• TASK TO CARRY OUT
Each line that holds the word "Request" counts once; give the total number of such lines and nothing else.
---------- INPUT
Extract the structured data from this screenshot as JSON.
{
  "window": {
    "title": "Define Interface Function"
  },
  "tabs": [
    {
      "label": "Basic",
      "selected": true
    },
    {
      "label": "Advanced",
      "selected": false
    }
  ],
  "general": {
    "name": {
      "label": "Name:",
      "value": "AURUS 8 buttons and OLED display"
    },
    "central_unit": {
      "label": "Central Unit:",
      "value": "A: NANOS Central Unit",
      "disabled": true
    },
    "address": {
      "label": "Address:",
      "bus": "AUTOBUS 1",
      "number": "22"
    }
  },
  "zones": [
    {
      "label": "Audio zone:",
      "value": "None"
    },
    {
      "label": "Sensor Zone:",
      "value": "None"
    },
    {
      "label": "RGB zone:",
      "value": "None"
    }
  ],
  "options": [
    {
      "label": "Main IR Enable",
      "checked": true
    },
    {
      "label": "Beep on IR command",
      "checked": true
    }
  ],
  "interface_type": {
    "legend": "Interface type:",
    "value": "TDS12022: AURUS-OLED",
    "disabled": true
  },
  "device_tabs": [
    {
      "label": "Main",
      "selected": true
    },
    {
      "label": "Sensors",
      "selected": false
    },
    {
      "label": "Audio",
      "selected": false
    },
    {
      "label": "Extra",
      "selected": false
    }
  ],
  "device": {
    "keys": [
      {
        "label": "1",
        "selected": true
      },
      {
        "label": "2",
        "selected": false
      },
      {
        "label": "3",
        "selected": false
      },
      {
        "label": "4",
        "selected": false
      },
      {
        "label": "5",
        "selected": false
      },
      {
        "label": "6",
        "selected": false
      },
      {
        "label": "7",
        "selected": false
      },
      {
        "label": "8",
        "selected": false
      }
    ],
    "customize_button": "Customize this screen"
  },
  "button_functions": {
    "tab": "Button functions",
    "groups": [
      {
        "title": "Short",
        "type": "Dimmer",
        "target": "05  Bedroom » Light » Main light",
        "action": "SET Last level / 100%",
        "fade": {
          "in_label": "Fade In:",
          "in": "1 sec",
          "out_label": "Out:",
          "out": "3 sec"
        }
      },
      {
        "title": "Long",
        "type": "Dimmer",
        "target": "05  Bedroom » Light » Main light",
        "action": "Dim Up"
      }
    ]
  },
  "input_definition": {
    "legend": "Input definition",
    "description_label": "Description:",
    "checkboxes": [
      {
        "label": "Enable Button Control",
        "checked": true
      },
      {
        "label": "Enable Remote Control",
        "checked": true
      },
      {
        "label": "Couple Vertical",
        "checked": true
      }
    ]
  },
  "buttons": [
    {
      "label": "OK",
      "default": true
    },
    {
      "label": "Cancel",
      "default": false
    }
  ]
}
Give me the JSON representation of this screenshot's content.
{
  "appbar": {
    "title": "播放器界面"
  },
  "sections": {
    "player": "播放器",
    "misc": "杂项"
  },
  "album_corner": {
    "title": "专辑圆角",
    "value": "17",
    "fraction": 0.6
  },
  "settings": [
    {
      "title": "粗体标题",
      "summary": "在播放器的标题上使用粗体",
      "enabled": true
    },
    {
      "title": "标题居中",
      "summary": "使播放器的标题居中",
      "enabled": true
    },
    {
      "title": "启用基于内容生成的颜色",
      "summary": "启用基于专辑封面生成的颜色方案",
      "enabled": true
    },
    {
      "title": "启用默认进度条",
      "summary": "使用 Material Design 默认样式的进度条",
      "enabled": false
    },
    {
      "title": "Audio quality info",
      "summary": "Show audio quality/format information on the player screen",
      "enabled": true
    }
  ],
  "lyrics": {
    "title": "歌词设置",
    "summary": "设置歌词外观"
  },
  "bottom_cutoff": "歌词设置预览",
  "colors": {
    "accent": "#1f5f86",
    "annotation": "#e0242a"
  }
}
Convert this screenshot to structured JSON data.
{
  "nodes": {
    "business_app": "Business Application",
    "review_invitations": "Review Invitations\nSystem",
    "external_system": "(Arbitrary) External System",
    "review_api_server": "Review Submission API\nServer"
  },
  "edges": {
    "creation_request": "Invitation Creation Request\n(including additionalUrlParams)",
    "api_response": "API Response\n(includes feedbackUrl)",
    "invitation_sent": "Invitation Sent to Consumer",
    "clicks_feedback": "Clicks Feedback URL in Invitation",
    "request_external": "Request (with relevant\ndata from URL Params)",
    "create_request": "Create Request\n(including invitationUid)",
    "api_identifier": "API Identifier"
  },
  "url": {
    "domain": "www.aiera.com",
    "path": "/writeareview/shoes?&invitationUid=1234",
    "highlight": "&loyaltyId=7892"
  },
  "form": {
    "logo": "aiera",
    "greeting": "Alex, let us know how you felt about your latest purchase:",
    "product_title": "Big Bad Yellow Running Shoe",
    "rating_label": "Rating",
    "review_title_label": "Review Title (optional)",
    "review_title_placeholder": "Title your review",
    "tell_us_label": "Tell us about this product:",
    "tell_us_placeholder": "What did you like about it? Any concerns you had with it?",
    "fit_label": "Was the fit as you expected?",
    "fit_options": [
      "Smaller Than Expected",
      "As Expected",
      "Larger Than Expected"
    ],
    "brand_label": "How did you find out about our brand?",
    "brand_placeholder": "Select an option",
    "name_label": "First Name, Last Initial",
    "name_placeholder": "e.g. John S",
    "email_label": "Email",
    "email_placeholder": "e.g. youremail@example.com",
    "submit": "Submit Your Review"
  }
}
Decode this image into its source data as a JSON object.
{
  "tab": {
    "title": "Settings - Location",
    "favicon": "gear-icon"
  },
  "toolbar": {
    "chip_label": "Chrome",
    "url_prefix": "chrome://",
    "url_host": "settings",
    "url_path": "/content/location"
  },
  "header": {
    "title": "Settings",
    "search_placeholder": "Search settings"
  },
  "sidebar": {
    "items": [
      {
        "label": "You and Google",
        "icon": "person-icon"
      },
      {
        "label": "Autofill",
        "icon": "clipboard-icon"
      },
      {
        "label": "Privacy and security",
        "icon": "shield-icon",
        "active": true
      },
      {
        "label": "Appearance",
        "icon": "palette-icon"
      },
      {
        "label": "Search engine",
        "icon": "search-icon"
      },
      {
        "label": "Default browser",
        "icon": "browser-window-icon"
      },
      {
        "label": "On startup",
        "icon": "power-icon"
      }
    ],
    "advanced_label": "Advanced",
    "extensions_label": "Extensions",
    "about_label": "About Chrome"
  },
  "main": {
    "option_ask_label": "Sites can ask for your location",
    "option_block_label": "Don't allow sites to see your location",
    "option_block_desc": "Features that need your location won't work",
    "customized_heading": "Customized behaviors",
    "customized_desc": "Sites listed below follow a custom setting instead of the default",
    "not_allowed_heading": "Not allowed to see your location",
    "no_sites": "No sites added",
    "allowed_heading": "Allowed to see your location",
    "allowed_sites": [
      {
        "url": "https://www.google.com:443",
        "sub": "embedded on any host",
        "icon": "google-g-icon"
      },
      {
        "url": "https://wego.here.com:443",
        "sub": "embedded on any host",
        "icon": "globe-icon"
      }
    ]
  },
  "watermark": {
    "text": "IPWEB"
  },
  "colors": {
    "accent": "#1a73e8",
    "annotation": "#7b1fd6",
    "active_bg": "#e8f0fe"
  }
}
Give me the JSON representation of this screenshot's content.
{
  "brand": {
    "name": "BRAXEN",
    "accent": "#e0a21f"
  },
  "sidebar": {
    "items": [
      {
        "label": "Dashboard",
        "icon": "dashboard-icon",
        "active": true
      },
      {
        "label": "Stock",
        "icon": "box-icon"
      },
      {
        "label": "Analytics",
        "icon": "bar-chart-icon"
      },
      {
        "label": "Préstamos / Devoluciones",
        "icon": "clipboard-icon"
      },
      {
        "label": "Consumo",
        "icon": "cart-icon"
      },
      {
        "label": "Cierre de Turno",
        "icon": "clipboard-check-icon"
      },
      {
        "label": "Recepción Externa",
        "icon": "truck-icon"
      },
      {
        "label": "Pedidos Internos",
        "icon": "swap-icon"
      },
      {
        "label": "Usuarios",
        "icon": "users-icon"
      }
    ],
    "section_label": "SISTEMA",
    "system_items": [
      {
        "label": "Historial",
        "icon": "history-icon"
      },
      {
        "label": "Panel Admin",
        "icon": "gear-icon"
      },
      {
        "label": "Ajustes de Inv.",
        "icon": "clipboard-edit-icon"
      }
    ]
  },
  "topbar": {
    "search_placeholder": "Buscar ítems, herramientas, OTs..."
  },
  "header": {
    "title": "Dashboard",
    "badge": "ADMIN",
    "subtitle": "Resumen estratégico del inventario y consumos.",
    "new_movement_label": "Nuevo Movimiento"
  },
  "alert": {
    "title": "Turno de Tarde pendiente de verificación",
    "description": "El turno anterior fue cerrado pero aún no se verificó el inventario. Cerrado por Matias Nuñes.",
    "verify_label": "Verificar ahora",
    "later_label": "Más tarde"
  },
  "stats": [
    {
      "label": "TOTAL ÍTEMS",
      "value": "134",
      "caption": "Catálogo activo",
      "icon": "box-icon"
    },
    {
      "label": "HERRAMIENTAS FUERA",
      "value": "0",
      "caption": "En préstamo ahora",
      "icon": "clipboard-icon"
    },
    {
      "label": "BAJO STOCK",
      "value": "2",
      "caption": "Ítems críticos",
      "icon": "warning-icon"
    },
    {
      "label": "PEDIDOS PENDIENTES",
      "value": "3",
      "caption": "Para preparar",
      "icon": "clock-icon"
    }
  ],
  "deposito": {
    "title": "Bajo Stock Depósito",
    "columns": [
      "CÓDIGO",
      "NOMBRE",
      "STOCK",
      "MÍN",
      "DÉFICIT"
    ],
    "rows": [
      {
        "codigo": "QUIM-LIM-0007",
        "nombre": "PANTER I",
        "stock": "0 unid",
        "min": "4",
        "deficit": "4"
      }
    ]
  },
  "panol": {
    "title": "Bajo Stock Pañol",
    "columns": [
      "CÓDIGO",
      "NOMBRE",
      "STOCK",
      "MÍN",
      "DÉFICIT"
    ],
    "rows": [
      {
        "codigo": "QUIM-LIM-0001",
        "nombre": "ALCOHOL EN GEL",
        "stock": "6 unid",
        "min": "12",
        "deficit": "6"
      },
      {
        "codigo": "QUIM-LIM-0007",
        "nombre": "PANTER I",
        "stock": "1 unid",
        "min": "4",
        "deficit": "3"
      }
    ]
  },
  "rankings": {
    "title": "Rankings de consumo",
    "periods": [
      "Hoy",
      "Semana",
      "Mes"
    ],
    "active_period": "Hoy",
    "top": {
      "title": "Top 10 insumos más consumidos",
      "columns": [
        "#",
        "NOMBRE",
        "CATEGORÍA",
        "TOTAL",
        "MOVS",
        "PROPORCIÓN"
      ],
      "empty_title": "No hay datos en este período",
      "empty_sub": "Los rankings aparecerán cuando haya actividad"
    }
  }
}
--------------------
• ANSWER BELOW
3